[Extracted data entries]
<<<<

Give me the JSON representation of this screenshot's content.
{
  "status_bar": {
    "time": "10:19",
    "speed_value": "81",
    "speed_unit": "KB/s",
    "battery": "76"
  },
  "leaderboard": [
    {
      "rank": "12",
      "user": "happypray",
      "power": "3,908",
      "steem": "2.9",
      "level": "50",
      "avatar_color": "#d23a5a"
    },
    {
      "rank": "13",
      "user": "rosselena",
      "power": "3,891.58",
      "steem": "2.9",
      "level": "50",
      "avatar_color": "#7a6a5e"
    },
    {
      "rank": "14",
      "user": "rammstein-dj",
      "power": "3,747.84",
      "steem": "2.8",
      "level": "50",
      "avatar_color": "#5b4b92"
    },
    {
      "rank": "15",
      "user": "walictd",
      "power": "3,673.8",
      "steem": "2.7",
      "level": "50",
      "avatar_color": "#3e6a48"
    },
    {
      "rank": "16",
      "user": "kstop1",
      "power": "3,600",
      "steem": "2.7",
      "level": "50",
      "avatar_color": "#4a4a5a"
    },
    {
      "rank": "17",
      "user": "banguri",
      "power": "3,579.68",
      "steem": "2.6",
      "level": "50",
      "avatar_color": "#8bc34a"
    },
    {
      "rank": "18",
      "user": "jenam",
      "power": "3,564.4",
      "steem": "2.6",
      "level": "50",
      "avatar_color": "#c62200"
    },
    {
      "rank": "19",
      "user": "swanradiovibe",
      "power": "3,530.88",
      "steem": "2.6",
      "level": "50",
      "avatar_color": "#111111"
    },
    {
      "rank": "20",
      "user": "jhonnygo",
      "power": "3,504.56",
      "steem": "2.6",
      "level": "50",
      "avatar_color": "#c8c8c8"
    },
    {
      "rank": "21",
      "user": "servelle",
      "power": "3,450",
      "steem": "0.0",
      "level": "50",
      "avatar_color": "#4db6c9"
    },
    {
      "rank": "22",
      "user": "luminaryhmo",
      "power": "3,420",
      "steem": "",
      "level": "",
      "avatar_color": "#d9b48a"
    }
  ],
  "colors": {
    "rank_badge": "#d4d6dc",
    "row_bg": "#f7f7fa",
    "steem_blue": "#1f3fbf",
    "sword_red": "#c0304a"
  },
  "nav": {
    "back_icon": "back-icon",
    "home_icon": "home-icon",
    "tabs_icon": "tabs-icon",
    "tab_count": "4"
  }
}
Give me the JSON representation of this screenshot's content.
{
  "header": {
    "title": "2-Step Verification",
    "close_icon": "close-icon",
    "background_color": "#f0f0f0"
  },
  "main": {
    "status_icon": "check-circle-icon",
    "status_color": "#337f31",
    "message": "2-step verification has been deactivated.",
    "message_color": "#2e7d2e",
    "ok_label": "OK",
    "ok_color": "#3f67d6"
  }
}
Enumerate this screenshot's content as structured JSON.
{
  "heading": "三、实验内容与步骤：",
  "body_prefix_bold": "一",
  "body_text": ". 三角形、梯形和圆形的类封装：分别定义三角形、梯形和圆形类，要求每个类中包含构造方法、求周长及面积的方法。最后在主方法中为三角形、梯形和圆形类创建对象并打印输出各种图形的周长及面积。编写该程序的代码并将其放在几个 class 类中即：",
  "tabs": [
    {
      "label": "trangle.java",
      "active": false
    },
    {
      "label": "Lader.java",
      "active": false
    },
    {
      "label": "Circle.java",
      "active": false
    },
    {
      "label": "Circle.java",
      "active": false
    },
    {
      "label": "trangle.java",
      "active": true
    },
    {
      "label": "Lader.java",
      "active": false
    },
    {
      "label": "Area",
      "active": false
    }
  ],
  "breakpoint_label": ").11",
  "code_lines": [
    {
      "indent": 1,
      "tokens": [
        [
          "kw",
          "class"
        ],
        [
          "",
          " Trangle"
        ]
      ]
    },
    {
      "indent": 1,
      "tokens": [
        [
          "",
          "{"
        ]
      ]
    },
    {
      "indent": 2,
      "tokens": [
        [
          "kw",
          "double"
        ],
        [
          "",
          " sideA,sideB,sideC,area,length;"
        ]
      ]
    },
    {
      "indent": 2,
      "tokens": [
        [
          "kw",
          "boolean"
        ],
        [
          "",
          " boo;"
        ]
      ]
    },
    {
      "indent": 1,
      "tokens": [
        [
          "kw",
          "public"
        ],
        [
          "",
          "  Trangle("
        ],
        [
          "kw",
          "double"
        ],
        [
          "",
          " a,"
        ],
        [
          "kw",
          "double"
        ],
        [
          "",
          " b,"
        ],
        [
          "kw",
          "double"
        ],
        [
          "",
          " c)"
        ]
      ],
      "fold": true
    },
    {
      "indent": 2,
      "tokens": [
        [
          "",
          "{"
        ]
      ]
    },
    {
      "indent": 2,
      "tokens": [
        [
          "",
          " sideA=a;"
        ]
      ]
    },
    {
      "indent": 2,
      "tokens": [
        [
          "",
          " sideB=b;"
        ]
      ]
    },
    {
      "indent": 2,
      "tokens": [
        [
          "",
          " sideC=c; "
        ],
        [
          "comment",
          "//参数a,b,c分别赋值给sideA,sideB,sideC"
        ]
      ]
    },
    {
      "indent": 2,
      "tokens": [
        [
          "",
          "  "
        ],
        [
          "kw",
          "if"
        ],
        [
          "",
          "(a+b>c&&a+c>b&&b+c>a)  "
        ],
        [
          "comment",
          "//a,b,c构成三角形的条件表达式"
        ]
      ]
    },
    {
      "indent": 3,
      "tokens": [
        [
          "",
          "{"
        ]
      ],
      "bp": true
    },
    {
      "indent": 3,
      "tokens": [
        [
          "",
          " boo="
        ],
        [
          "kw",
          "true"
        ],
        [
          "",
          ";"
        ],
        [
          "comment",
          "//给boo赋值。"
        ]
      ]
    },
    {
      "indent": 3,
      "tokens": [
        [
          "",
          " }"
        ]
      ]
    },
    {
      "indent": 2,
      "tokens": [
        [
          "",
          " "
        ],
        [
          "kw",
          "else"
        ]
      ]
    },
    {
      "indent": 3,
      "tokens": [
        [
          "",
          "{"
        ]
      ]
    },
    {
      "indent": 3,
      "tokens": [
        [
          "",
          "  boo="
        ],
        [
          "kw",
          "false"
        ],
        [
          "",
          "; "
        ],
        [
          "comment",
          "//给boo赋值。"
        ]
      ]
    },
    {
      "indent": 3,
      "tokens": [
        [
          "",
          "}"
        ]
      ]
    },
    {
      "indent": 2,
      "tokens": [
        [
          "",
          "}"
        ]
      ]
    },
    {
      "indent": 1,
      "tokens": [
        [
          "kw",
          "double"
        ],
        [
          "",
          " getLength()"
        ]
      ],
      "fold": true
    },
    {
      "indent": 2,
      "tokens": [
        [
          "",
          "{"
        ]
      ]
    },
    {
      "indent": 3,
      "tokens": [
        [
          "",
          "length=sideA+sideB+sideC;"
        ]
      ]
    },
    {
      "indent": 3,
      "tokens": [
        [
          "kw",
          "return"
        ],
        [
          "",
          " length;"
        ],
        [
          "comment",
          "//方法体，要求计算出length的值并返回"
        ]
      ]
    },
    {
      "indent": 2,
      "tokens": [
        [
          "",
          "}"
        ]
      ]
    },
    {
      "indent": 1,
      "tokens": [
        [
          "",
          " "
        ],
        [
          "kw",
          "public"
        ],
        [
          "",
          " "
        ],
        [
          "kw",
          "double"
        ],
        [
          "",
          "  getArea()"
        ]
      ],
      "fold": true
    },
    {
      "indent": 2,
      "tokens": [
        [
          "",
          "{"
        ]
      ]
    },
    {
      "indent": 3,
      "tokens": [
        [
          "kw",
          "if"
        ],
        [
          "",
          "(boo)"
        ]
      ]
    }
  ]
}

>>>>

▶ **Aim**
List the lines of the entries that include "sideC".

▶ **Output below**
          " sideA,sideB,sideC,area,length;"
          " sideC=c; "
          "//参数a,b,c分别赋值给sideA,sideB,sideC"
          "length=sideA+sideB+sideC;"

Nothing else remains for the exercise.